• RECORD LIST:
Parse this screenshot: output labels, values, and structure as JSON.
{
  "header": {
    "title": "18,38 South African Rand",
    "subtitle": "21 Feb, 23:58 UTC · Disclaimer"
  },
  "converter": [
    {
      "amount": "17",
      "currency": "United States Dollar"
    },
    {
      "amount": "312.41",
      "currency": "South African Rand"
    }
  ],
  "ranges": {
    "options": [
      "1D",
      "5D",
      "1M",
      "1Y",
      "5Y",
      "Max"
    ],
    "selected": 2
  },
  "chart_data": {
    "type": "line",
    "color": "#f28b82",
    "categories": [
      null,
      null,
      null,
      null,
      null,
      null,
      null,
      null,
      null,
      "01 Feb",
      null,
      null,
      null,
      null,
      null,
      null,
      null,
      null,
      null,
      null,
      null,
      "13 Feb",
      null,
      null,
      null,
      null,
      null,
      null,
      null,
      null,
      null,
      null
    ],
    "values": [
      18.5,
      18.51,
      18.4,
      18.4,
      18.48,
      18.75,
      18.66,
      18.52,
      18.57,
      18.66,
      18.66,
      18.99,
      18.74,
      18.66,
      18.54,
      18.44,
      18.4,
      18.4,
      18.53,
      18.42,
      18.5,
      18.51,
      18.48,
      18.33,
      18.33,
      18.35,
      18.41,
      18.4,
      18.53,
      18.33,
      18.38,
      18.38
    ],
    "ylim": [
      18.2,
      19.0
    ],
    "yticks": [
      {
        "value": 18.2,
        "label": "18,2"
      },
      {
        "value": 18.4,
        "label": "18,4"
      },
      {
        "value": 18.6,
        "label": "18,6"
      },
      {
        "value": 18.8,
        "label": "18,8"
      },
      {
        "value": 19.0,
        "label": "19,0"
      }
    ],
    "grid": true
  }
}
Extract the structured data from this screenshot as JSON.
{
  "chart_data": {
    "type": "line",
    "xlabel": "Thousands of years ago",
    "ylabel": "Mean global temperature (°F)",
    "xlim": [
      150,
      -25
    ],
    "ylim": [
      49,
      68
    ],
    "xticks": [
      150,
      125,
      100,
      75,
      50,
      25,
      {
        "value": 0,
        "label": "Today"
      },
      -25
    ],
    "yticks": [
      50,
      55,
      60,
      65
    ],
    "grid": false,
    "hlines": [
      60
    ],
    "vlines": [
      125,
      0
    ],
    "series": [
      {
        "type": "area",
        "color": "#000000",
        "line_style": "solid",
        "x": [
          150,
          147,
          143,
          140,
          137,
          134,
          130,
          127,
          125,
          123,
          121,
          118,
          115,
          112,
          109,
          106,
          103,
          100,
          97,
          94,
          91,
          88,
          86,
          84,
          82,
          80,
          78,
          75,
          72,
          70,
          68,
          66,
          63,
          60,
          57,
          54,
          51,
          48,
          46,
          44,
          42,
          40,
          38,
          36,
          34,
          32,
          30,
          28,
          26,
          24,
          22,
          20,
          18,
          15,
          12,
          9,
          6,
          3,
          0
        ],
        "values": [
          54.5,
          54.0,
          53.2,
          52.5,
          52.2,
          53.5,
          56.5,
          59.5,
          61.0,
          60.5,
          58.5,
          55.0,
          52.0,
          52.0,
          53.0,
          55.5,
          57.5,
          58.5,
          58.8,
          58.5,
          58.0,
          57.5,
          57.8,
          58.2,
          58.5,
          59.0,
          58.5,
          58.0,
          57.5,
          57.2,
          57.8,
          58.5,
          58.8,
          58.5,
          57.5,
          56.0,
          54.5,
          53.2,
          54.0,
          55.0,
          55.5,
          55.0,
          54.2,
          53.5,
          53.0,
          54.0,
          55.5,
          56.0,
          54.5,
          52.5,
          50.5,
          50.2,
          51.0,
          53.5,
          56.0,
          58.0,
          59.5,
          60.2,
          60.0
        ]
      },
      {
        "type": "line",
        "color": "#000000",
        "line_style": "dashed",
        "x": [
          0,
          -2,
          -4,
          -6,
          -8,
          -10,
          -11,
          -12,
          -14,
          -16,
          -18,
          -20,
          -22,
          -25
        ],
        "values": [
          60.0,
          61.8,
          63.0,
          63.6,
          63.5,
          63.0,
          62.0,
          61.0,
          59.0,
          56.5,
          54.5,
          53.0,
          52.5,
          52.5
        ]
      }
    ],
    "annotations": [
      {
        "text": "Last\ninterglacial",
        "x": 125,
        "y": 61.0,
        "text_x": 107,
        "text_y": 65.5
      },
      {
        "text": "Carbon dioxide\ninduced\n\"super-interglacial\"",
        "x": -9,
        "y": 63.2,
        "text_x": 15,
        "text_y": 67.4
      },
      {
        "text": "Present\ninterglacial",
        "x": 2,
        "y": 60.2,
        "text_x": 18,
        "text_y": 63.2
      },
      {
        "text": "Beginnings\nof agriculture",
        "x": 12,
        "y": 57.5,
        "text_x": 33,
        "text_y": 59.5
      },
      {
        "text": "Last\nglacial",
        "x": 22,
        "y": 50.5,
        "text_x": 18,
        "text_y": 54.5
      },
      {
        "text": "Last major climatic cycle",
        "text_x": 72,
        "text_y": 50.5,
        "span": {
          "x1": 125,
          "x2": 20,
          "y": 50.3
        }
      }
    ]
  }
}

• SHORT EXERCISE: Emit the records above again, exactly, with no line skipped.

• ANSWER FOR THE TASK:
Parse this screenshot: output labels, values, and structure as JSON.
{
  "header": {
    "title": "18,38 South African Rand",
    "subtitle": "21 Feb, 23:58 UTC · Disclaimer"
  },
  "converter": [
    {
      "amount": "17",
      "currency": "United States Dollar"
    },
    {
      "amount": "312.41",
      "currency": "South African Rand"
    }
  ],
  "ranges": {
    "options": [
      "1D",
      "5D",
      "1M",
      "1Y",
      "5Y",
      "Max"
    ],
    "selected": 2
  },
  "chart_data": {
    "type": "line",
    "color": "#f28b82",
    "categories": [
      null,
      null,
      null,
      null,
      null,
      null,
      null,
      null,
      null,
      "01 Feb",
      null,
      null,
      null,
      null,
      null,
      null,
      null,
      null,
      null,
      null,
      null,
      "13 Feb",
      null,
      null,
      null,
      null,
      null,
      null,
      null,
      null,
      null,
      null
    ],
    "values": [
      18.5,
      18.51,
      18.4,
      18.4,
      18.48,
      18.75,
      18.66,
      18.52,
      18.57,
      18.66,
      18.66,
      18.99,
      18.74,
      18.66,
      18.54,
      18.44,
      18.4,
      18.4,
      18.53,
      18.42,
      18.5,
      18.51,
      18.48,
      18.33,
      18.33,
      18.35,
      18.41,
      18.4,
      18.53,
      18.33,
      18.38,
      18.38
    ],
    "ylim": [
      18.2,
      19.0
    ],
    "yticks": [
      {
        "value": 18.2,
        "label": "18,2"
      },
      {
        "value": 18.4,
        "label": "18,4"
      },
      {
        "value": 18.6,
        "label": "18,6"
      },
      {
        "value": 18.8,
        "label": "18,8"
      },
      {
        "value": 19.0,
        "label": "19,0"
      }
    ],
    "grid": true
  }
}
Extract the structured data from this screenshot as JSON.
{
  "chart_data": {
    "type": "line",
    "xlabel": "Thousands of years ago",
    "ylabel": "Mean global temperature (°F)",
    "xlim": [
      150,
      -25
    ],
    "ylim": [
      49,
      68
    ],
    "xticks": [
      150,
      125,
      100,
      75,
      50,
      25,
      {
        "value": 0,
        "label": "Today"
      },
      -25
    ],
    "yticks": [
      50,
      55,
      60,
      65
    ],
    "grid": false,
    "hlines": [
      60
    ],
    "vlines": [
      125,
      0
    ],
    "series": [
      {
        "type": "area",
        "color": "#000000",
        "line_style": "solid",
        "x": [
          150,
          147,
          143,
          140,
          137,
          134,
          130,
          127,
          125,
          123,
          121,
          118,
          115,
          112,
          109,
          106,
          103,
          100,
          97,
          94,
          91,
          88,
          86,
          84,
          82,
          80,
          78,
          75,
          72,
          70,
          68,
          66,
          63,
          60,
          57,
          54,
          51,
          48,
          46,
          44,
          42,
          40,
          38,
          36,
          34,
          32,
          30,
          28,
          26,
          24,
          22,
          20,
          18,
          15,
          12,
          9,
          6,
          3,
          0
        ],
        "values": [
          54.5,
          54.0,
          53.2,
          52.5,
          52.2,
          53.5,
          56.5,
          59.5,
          61.0,
          60.5,
          58.5,
          55.0,
          52.0,
          52.0,
          53.0,
          55.5,
          57.5,
          58.5,
          58.8,
          58.5,
          58.0,
          57.5,
          57.8,
          58.2,
          58.5,
          59.0,
          58.5,
          58.0,
          57.5,
          57.2,
          57.8,
          58.5,
          58.8,
          58.5,
          57.5,
          56.0,
          54.5,
          53.2,
          54.0,
          55.0,
          55.5,
          55.0,
          54.2,
          53.5,
          53.0,
          54.0,
          55.5,
          56.0,
          54.5,
          52.5,
          50.5,
          50.2,
          51.0,
          53.5,
          56.0,
          58.0,
          59.5,
          60.2,
          60.0
        ]
      },
      {
        "type": "line",
        "color": "#000000",
        "line_style": "dashed",
        "x": [
          0,
          -2,
          -4,
          -6,
          -8,
          -10,
          -11,
          -12,
          -14,
          -16,
          -18,
          -20,
          -22,
          -25
        ],
        "values": [
          60.0,
          61.8,
          63.0,
          63.6,
          63.5,
          63.0,
          62.0,
          61.0,
          59.0,
          56.5,
          54.5,
          53.0,
          52.5,
          52.5
        ]
      }
    ],
    "annotations": [
      {
        "text": "Last\ninterglacial",
        "x": 125,
        "y": 61.0,
        "text_x": 107,
        "text_y": 65.5
      },
      {
        "text": "Carbon dioxide\ninduced\n\"super-interglacial\"",
        "x": -9,
        "y": 63.2,
        "text_x": 15,
        "text_y": 67.4
      },
      {
        "text": "Present\ninterglacial",
        "x": 2,
        "y": 60.2,
        "text_x": 18,
        "text_y": 63.2
      },
      {
        "text": "Beginnings\nof agriculture",
        "x": 12,
        "y": 57.5,
        "text_x": 33,
        "text_y": 59.5
      },
      {
        "text": "Last\nglacial",
        "x": 22,
        "y": 50.5,
        "text_x": 18,
        "text_y": 54.5
      },
      {
        "text": "Last major climatic cycle",
        "text_x": 72,
        "text_y": 50.5,
        "span": {
          "x1": 125,
          "x2": 20,
          "y": 50.3
        }
      }
    ]
  }
}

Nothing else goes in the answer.